● **Request**
Copy out the listing that follows exactly, dropping every picture.

═══ Source data ═══

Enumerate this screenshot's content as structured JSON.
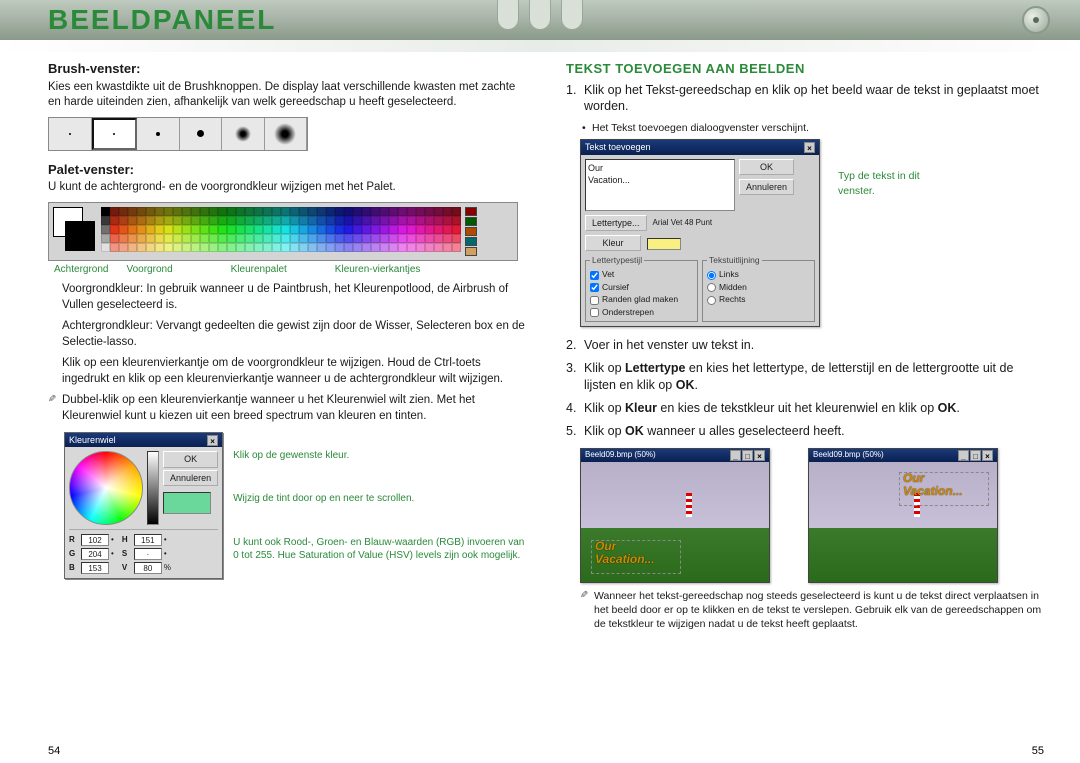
{
  "header": {
    "title": "BEELDPANEEL"
  },
  "left": {
    "brush_heading": "Brush-venster:",
    "brush_desc": "Kies een kwastdikte uit de Brushknoppen. De display laat verschillende kwasten met zachte en harde uiteinden zien, afhankelijk van welk gereedschap u heeft geselecteerd.",
    "palette_heading": "Palet-venster:",
    "palette_desc": "U kunt de achtergrond- en de voorgrondkleur wijzigen met het Palet.",
    "pal_labels": {
      "bg": "Achtergrond",
      "fg": "Voorgrond",
      "pal": "Kleurenpalet",
      "sq": "Kleuren-vierkantjes"
    },
    "fg_text": "Voorgrondkleur: In gebruik wanneer u de Paintbrush, het Kleurenpotlood, de Airbrush of Vullen geselecteerd is.",
    "bg_text": "Achtergrondkleur: Vervangt gedeelten die gewist zijn door de Wisser, Selecteren box en de Selectie-lasso.",
    "click_text": "Klik op een kleurenvierkantje om de voorgrondkleur te wijzigen. Houd de Ctrl-toets ingedrukt en klik op een kleurenvierkantje wanneer u de achtergrondkleur wilt wijzigen.",
    "wheel_tip": "Dubbel-klik op een kleurenvierkantje wanneer u het Kleurenwiel wilt zien. Met het Kleurenwiel kunt u kiezen uit een breed spectrum van kleuren en tinten.",
    "wheel_dialog": {
      "title": "Kleurenwiel",
      "ok": "OK",
      "cancel": "Annuleren",
      "r_label": "R",
      "r_val": "102",
      "h_label": "H",
      "h_val": "151",
      "g_label": "G",
      "g_val": "204",
      "s_label": "S",
      "s_val": "·",
      "b_label": "B",
      "b_val": "153",
      "v_label": "V",
      "v_val": "80"
    },
    "wheel_caps": {
      "c1": "Klik op de gewenste kleur.",
      "c2": "Wijzig de tint door op en neer te scrollen.",
      "c3": "U kunt ook Rood-, Groen- en Blauw-waarden (RGB) invoeren van 0 tot 255. Hue Saturation of Value (HSV) levels zijn ook mogelijk."
    }
  },
  "right": {
    "heading": "TEKST TOEVOEGEN AAN BEELDEN",
    "step1": "Klik op het Tekst-gereedschap en klik op het beeld waar de tekst in geplaatst moet worden.",
    "step1_note": "Het Tekst toevoegen  dialoogvenster verschijnt.",
    "dialog": {
      "title": "Tekst toevoegen",
      "text_value": "Our\nVacation...",
      "ok": "OK",
      "cancel": "Annuleren",
      "font_btn": "Lettertype...",
      "font_desc": "Arial Vet 48 Punt",
      "color_btn": "Kleur",
      "fs_style": "Lettertypestijl",
      "chk_bold": "Vet",
      "chk_italic": "Cursief",
      "chk_smooth": "Randen glad maken",
      "chk_under": "Onderstrepen",
      "fs_align": "Tekstuitlijning",
      "rad_left": "Links",
      "rad_center": "Midden",
      "rad_right": "Rechts",
      "side_caption": "Typ de tekst in dit venster."
    },
    "step2": "Voer in het venster uw tekst in.",
    "step3_a": "Klik op ",
    "step3_b1": "Lettertype",
    "step3_c": " en kies het lettertype, de letterstijl en de lettergrootte uit de lijsten en klik op ",
    "step3_b2": "OK",
    "step3_d": ".",
    "step4_a": "Klik op ",
    "step4_b1": "Kleur",
    "step4_c": " en kies de tekstkleur uit het kleurenwiel en klik op ",
    "step4_b2": "OK",
    "step4_d": ".",
    "step5_a": "Klik op ",
    "step5_b": "OK",
    "step5_c": " wanneer u alles geselecteerd heeft.",
    "thumb1_title": "Beeld09.bmp (50%)",
    "thumb2_title": "Beeld09.bmp (50%)",
    "overlay_l1": "Our",
    "overlay_l2": "Vacation...",
    "footnote": "Wanneer het tekst-gereedschap nog steeds geselecteerd is kunt u de tekst direct verplaatsen in het beeld door er op te klikken en de tekst te verslepen. Gebruik elk van de gereedschappen om de tekstkleur te wijzigen nadat u de tekst heeft geplaatst."
  },
  "page_left": "54",
  "page_right": "55"
}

═══

● **Task output**
Enumerate this screenshot's content as structured JSON.
{
  "header": {
    "title": "BEELDPANEEL"
  },
  "left": {
    "brush_heading": "Brush-venster:",
    "brush_desc": "Kies een kwastdikte uit de Brushknoppen. De display laat verschillende kwasten met zachte en harde uiteinden zien, afhankelijk van welk gereedschap u heeft geselecteerd.",
    "palette_heading": "Palet-venster:",
    "palette_desc": "U kunt de achtergrond- en de voorgrondkleur wijzigen met het Palet.",
    "pal_labels": {
      "bg": "Achtergrond",
      "fg": "Voorgrond",
      "pal": "Kleurenpalet",
      "sq": "Kleuren-vierkantjes"
    },
    "fg_text": "Voorgrondkleur: In gebruik wanneer u de Paintbrush, het Kleurenpotlood, de Airbrush of Vullen geselecteerd is.",
    "bg_text": "Achtergrondkleur: Vervangt gedeelten die gewist zijn door de Wisser, Selecteren box en de Selectie-lasso.",
    "click_text": "Klik op een kleurenvierkantje om de voorgrondkleur te wijzigen. Houd de Ctrl-toets ingedrukt en klik op een kleurenvierkantje wanneer u de achtergrondkleur wilt wijzigen.",
    "wheel_tip": "Dubbel-klik op een kleurenvierkantje wanneer u het Kleurenwiel wilt zien. Met het Kleurenwiel kunt u kiezen uit een breed spectrum van kleuren en tinten.",
    "wheel_dialog": {
      "title": "Kleurenwiel",
      "ok": "OK",
      "cancel": "Annuleren",
      "r_label": "R",
      "r_val": "102",
      "h_label": "H",
      "h_val": "151",
      "g_label": "G",
      "g_val": "204",
      "s_label": "S",
      "s_val": "·",
      "b_label": "B",
      "b_val": "153",
      "v_label": "V",
      "v_val": "80"
    },
    "wheel_caps": {
      "c1": "Klik op de gewenste kleur.",
      "c2": "Wijzig de tint door op en neer te scrollen.",
      "c3": "U kunt ook Rood-, Groen- en Blauw-waarden (RGB) invoeren van 0 tot 255. Hue Saturation of Value (HSV) levels zijn ook mogelijk."
    }
  },
  "right": {
    "heading": "TEKST TOEVOEGEN AAN BEELDEN",
    "step1": "Klik op het Tekst-gereedschap en klik op het beeld waar de tekst in geplaatst moet worden.",
    "step1_note": "Het Tekst toevoegen  dialoogvenster verschijnt.",
    "dialog": {
      "title": "Tekst toevoegen",
      "text_value": "Our\nVacation...",
      "ok": "OK",
      "cancel": "Annuleren",
      "font_btn": "Lettertype...",
      "font_desc": "Arial Vet 48 Punt",
      "color_btn": "Kleur",
      "fs_style": "Lettertypestijl",
      "chk_bold": "Vet",
      "chk_italic": "Cursief",
      "chk_smooth": "Randen glad maken",
      "chk_under": "Onderstrepen",
      "fs_align": "Tekstuitlijning",
      "rad_left": "Links",
      "rad_center": "Midden",
      "rad_right": "Rechts",
      "side_caption": "Typ de tekst in dit venster."
    },
    "step2": "Voer in het venster uw tekst in.",
    "step3_a": "Klik op ",
    "step3_b1": "Lettertype",
    "step3_c": " en kies het lettertype, de letterstijl en de lettergrootte uit de lijsten en klik op ",
    "step3_b2": "OK",
    "step3_d": ".",
    "step4_a": "Klik op ",
    "step4_b1": "Kleur",
    "step4_c": " en kies de tekstkleur uit het kleurenwiel en klik op ",
    "step4_b2": "OK",
    "step4_d": ".",
    "step5_a": "Klik op ",
    "step5_b": "OK",
    "step5_c": " wanneer u alles geselecteerd heeft.",
    "thumb1_title": "Beeld09.bmp (50%)",
    "thumb2_title": "Beeld09.bmp (50%)",
    "overlay_l1": "Our",
    "overlay_l2": "Vacation...",
    "footnote": "Wanneer het tekst-gereedschap nog steeds geselecteerd is kunt u de tekst direct verplaatsen in het beeld door er op te klikken en de tekst te verslepen. Gebruik elk van de gereedschappen om de tekstkleur te wijzigen nadat u de tekst heeft geplaatst."
  },
  "page_left": "54",
  "page_right": "55"
}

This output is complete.